Stored data
········
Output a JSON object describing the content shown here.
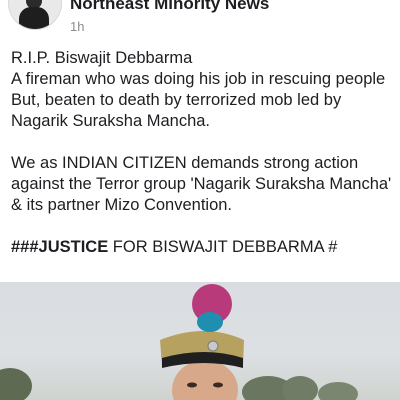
{
  "post": {
    "author": "Northeast Minority News",
    "time": "1h",
    "lines": [
      "R.I.P. Biswajit Debbarma",
      "A fireman who was doing his job in rescuing people",
      "But, beaten to death by terrorized mob led by Nagarik Suraksha Mancha.",
      "We as INDIAN CITIZEN demands strong action against the Terror group 'Nagarik Suraksha Mancha' & its partner Mizo Convention."
    ],
    "justice": {
      "hashes": "###",
      "bold": "JUSTICE",
      "rest": " FOR BISWAJIT DEBBARMA #"
    }
  },
  "icons": {
    "avatar": "profile-avatar-icon"
  },
  "colors": {
    "name": "#1c1e21",
    "meta": "#8a8d91",
    "cap_plume": "#b83a7a"
  }
}
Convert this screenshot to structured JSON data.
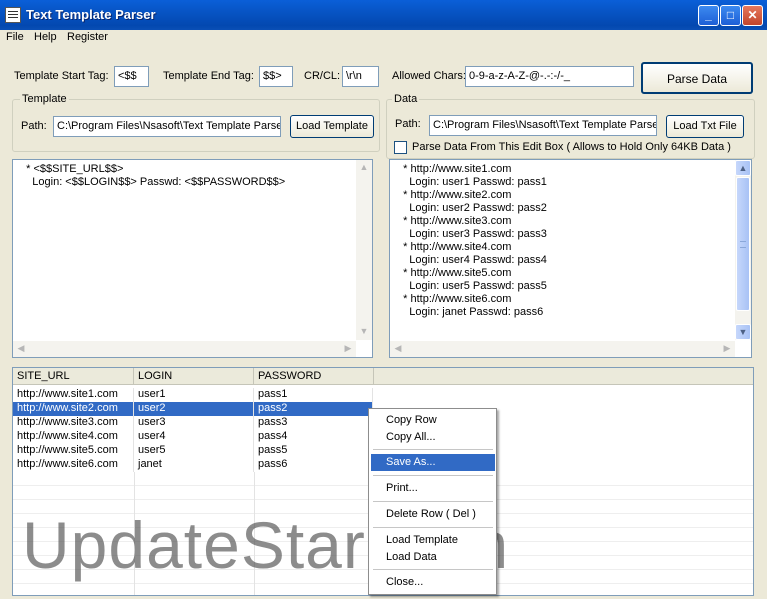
{
  "window": {
    "title": "Text Template Parser"
  },
  "menu": [
    "File",
    "Help",
    "Register"
  ],
  "toolbar": {
    "start_tag_label": "Template Start Tag:",
    "start_tag_value": "<$$",
    "end_tag_label": "Template End Tag:",
    "end_tag_value": "$$>",
    "crcl_label": "CR/CL:",
    "crcl_value": "\\r\\n",
    "allowed_label": "Allowed Chars:",
    "allowed_value": "0-9-a-z-A-Z-@-.-:-/-_",
    "parse_button": "Parse Data"
  },
  "template_panel": {
    "group_label": "Template",
    "path_label": "Path:",
    "path_value": "C:\\Program Files\\Nsasoft\\Text Template Parse",
    "load_button": "Load Template",
    "lines": [
      "   * <$$SITE_URL$$>",
      "     Login: <$$LOGIN$$> Passwd: <$$PASSWORD$$>"
    ]
  },
  "data_panel": {
    "group_label": "Data",
    "path_label": "Path:",
    "path_value": "C:\\Program Files\\Nsasoft\\Text Template Parse",
    "load_button": "Load Txt File",
    "checkbox_label": "Parse Data From This Edit Box ( Allows to Hold Only 64KB Data )",
    "checkbox_checked": false,
    "lines": [
      "   * http://www.site1.com",
      "     Login: user1 Passwd: pass1",
      "   * http://www.site2.com",
      "     Login: user2 Passwd: pass2",
      "   * http://www.site3.com",
      "     Login: user3 Passwd: pass3",
      "   * http://www.site4.com",
      "     Login: user4 Passwd: pass4",
      "   * http://www.site5.com",
      "     Login: user5 Passwd: pass5",
      "   * http://www.site6.com",
      "     Login: janet Passwd: pass6"
    ]
  },
  "results": {
    "columns": [
      "SITE_URL",
      "LOGIN",
      "PASSWORD"
    ],
    "rows": [
      [
        "http://www.site1.com",
        "user1",
        "pass1"
      ],
      [
        "http://www.site2.com",
        "user2",
        "pass2"
      ],
      [
        "http://www.site3.com",
        "user3",
        "pass3"
      ],
      [
        "http://www.site4.com",
        "user4",
        "pass4"
      ],
      [
        "http://www.site5.com",
        "user5",
        "pass5"
      ],
      [
        "http://www.site6.com",
        "janet",
        "pass6"
      ]
    ],
    "selected_row": 1
  },
  "context_menu": {
    "items": [
      "Copy Row",
      "Copy All...",
      "Save As...",
      "Print...",
      "Delete Row ( Del )",
      "Load Template",
      "Load Data",
      "Close..."
    ],
    "highlighted": "Save As..."
  },
  "watermark": "UpdateStar.com",
  "colors": {
    "titlebar": "#0554c8",
    "selection": "#316ac5",
    "face": "#ece9d8"
  }
}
········
WHAT IS NEEDED ▸
Look through the listing above. Pick out each line with "Mancha" and copy it.

WRITTEN ANSWER ▸
      "But, beaten to death by terrorized mob led by Nagarik Suraksha Mancha.",
      "We as INDIAN CITIZEN demands strong action against the Terror group 'Nagarik Suraksha Mancha' & its partner Mizo Convention."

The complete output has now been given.